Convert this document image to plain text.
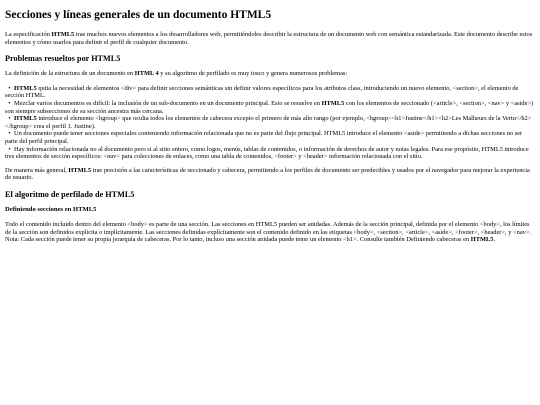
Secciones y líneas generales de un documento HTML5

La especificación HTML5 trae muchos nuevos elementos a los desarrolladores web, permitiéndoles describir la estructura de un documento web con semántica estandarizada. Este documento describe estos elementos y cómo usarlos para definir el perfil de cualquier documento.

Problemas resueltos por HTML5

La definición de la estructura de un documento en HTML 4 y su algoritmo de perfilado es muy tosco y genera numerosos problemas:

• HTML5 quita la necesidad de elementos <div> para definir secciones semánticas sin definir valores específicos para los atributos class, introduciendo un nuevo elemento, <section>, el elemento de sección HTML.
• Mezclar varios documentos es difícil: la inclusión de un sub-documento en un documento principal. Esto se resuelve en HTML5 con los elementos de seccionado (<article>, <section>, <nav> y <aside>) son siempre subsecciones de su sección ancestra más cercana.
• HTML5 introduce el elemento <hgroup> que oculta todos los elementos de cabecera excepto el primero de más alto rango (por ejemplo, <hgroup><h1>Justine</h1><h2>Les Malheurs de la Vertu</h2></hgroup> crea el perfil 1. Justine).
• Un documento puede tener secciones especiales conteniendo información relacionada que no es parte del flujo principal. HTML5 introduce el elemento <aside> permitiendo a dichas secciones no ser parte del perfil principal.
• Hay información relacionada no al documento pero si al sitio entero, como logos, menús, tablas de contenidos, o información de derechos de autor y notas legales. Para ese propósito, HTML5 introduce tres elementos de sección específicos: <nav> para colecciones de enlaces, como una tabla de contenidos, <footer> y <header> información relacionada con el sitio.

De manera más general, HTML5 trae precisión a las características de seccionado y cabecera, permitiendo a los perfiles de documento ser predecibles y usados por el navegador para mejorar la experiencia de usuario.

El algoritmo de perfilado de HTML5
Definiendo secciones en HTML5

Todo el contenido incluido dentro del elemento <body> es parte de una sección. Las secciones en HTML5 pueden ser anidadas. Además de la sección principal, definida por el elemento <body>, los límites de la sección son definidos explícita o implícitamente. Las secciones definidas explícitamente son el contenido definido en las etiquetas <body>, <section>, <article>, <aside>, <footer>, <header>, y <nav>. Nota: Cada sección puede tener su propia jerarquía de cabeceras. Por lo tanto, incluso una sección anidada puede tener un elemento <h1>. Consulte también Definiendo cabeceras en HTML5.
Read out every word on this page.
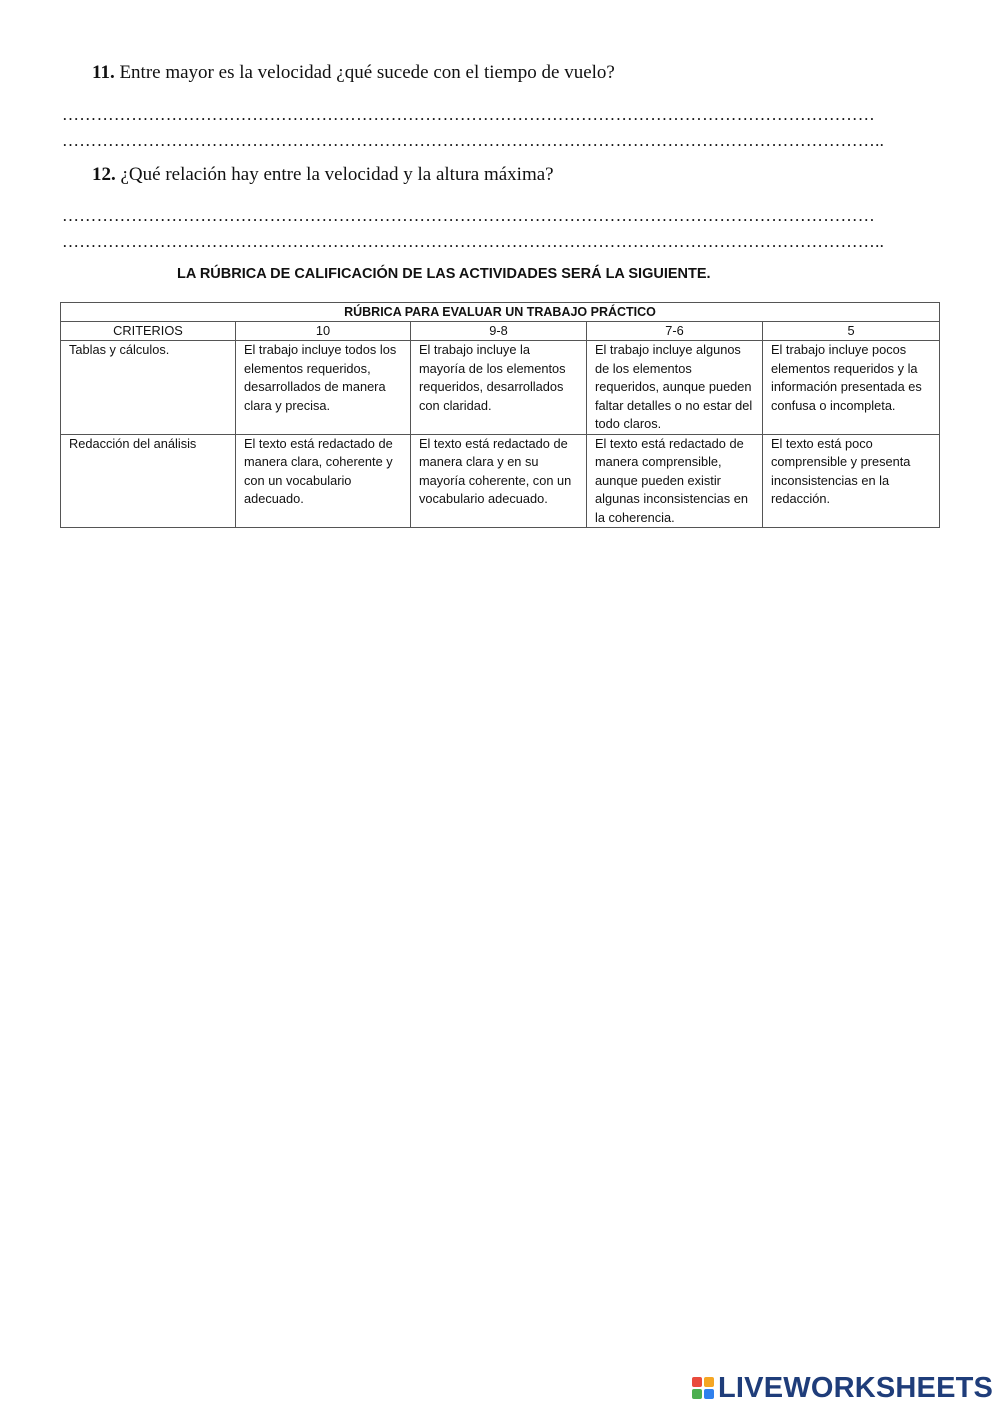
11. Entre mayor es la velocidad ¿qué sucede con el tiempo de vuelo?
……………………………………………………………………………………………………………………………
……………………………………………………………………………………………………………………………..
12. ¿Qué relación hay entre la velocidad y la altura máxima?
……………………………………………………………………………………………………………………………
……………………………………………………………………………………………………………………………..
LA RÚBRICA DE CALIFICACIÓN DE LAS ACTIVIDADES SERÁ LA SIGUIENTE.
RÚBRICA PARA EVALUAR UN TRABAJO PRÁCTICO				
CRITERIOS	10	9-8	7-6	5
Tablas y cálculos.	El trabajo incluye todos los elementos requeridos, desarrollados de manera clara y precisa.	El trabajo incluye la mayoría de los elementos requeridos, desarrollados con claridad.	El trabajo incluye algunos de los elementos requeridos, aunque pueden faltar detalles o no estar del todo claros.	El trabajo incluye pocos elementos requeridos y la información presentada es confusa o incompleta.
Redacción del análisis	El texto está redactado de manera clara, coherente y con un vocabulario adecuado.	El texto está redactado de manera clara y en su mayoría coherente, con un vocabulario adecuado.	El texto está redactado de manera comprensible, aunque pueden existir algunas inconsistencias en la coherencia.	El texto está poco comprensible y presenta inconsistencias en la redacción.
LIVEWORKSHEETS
-*-
_OBJECTIVE:_ Reproduce every line of the listing above in which the string "this" appears.

_CORRECT RESULT:_
Convert this document image to plain text.
Read out every word on this page.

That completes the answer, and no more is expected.